Verilen görev ::
Aşağıdaki Spekülatif Masonluk metninde “1717 yılında Londra’da” diye başlayan paragrafı, ana bilgilerini koruyarak kısa maddeler hâlinde yeniden yaz.
+++ Metin alıntısı +++
Acaba doğrudan Spekülatif Masonluk ile bağlantılı olmak üzere aklımıza ne gibi sorular gelir? Kuşkusuz bu kurumun tarihçesinden başlanır.
Spekülâtif Masonluk nasıl kurulmuştur?
1717 yılında Londra’da, kabul edilmiş masonların çoğunlukta oldukları dört loca bir araya gelerek, federatif bir düzen içinde birleşme kararı almışlardır. (Aslında ben bunun böyle olduğuna inanmıyorum ama Masonluğun resmi tarihinde böyle yazıyor.)
Bu olay Spekülâtif Masonluğun kuruluşu olarak kabul edilir. Bundan kısa bir süre sonra da Masonluğun Yasaları’nı yeni baştan düzenlemişlerdir.
Masonluğun Yasaları nasıl şeylerdir?
+++ Veri alıntısı +++
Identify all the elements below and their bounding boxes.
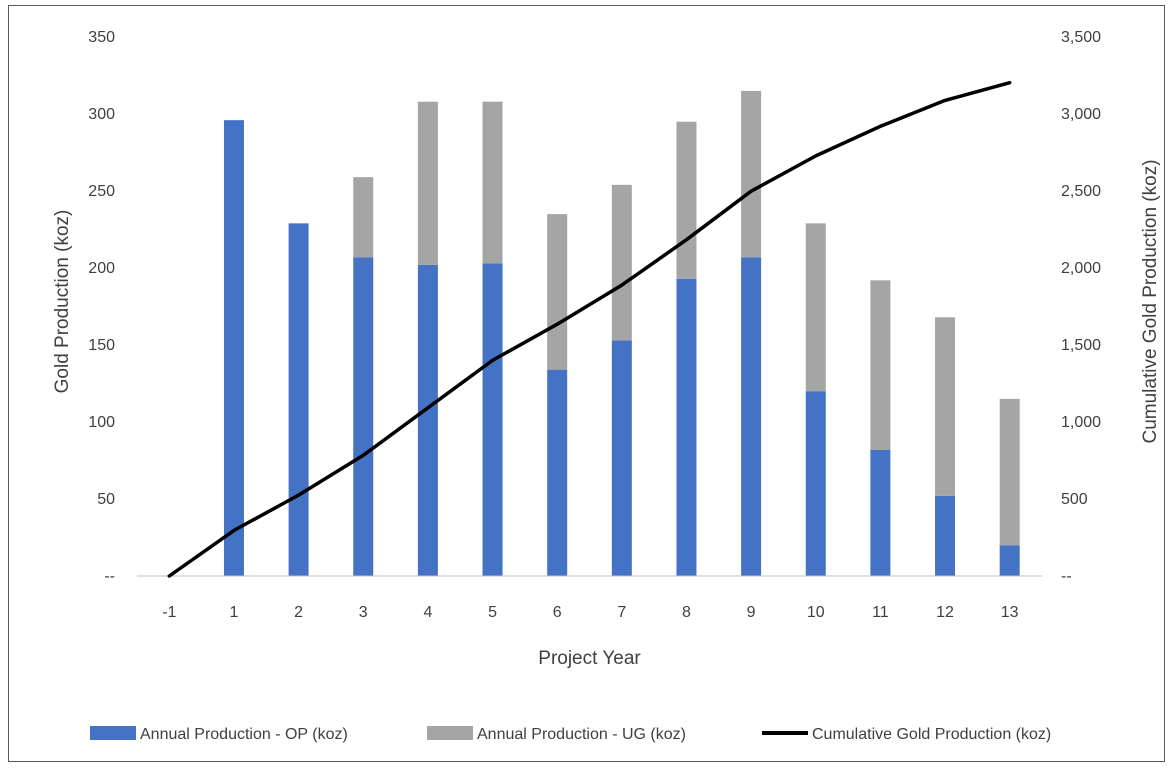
x-tick-label: 12 bbox=[936, 604, 954, 621]
y2-tick-label: 3,500 bbox=[1061, 29, 1101, 46]
bar-op-13 bbox=[999, 545, 1020, 576]
x-tick-label: 11 bbox=[872, 604, 889, 621]
bar-op-7 bbox=[611, 340, 632, 576]
legend-label: Cumulative Gold Production (koz) bbox=[812, 726, 1051, 743]
bar-op-3 bbox=[353, 257, 374, 576]
x-tick-label: 9 bbox=[747, 604, 756, 621]
bar-ug-12 bbox=[935, 317, 956, 496]
x-tick-label: 1 bbox=[230, 604, 239, 621]
bar-op-5 bbox=[482, 263, 503, 576]
y-tick-label: 150 bbox=[88, 337, 115, 354]
bar-ug-6 bbox=[547, 214, 568, 370]
bar-op-9 bbox=[741, 257, 762, 576]
bar-op-6 bbox=[547, 369, 568, 576]
bar-op-8 bbox=[676, 278, 697, 576]
x-tick-label: 2 bbox=[294, 604, 303, 621]
bar-ug-7 bbox=[611, 184, 632, 341]
y2-tick-label: 1,500 bbox=[1061, 337, 1101, 354]
y-tick-label: 50 bbox=[97, 491, 115, 508]
x-tick-label: 8 bbox=[682, 604, 691, 621]
x-axis-ticks: -1 1 2 3 4 5 6 7 8 9 10 11 12 13 bbox=[162, 604, 1018, 621]
y-tick-label: 250 bbox=[88, 183, 115, 200]
y-axis-title: Gold Production (koz) bbox=[52, 210, 73, 394]
line-layer bbox=[167, 80, 1012, 578]
legend-label: Annual Production - UG (koz) bbox=[477, 726, 686, 743]
y-tick-label: 200 bbox=[88, 260, 115, 277]
bar-op-10 bbox=[805, 391, 826, 576]
bar-ug-10 bbox=[805, 223, 826, 392]
legend: Annual Production - OP (koz) Annual Produ… bbox=[90, 726, 1051, 743]
bar-ug-13 bbox=[999, 398, 1020, 546]
y-tick-label: 350 bbox=[88, 29, 115, 46]
bar-op-12 bbox=[935, 495, 956, 576]
x-tick-label: 4 bbox=[423, 604, 432, 621]
x-axis-title: Project Year bbox=[538, 648, 641, 669]
bar-ug-3 bbox=[353, 177, 374, 258]
bars-layer bbox=[223, 90, 1020, 576]
bar-ug-4 bbox=[417, 101, 438, 265]
legend-label: Annual Production - OP (koz) bbox=[140, 726, 348, 743]
bar-op-4 bbox=[417, 264, 438, 576]
y2-tick-label: 500 bbox=[1061, 491, 1088, 508]
x-tick-label: -1 bbox=[162, 604, 176, 621]
y2-tick-label: 3,000 bbox=[1061, 106, 1101, 123]
bar-ug-11 bbox=[870, 280, 891, 450]
bar-ug-8 bbox=[676, 121, 697, 279]
bar-ug-5 bbox=[482, 101, 503, 264]
bar-op-11 bbox=[870, 449, 891, 576]
x-tick-label: 10 bbox=[807, 604, 825, 621]
x-tick-label: 6 bbox=[553, 604, 562, 621]
y2-tick-label: 2,500 bbox=[1061, 183, 1101, 200]
y-axis-ticks: -- 50 100 150 200 250 300 350 bbox=[88, 29, 115, 585]
y-tick-label: -- bbox=[104, 568, 115, 585]
cumulative-production-line bbox=[167, 80, 1012, 578]
y-tick-label: 100 bbox=[88, 414, 115, 431]
bar-op-2 bbox=[288, 223, 309, 576]
x-tick-label: 5 bbox=[488, 604, 497, 621]
bar-ug-9 bbox=[741, 90, 762, 258]
y-tick-label: 300 bbox=[88, 106, 115, 123]
chart-frame bbox=[8, 5, 1165, 762]
x-tick-label: 13 bbox=[1001, 604, 1019, 621]
legend-swatch-op bbox=[90, 726, 136, 740]
y2-tick-label: -- bbox=[1061, 568, 1072, 585]
x-tick-label: 7 bbox=[617, 604, 626, 621]
legend-swatch-ug bbox=[427, 726, 473, 740]
bar-op-1 bbox=[223, 120, 244, 576]
y2-axis-title: Cumulative Gold Production (koz) bbox=[1140, 159, 1161, 443]
y2-tick-label: 2,000 bbox=[1061, 260, 1101, 277]
y2-tick-label: 1,000 bbox=[1061, 414, 1101, 431]
x-tick-label: 3 bbox=[359, 604, 368, 621]
y2-axis-ticks: -- 500 1,000 1,500 2,000 2,500 3,000 3,500 bbox=[1061, 29, 1101, 585]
+++
Tam çözüm ::
- 1717'de Londra'da dört loca bir araya geldi.
- Bu localarda kabul edilmiş masonlar çoğunluktaydı.
- Localar federatif bir düzen içinde birleşme kararı aldı.
- Yazar bunun böyle olduğuna inanmıyor, ama Masonluğun resmi tarihinde böyle yazıyor.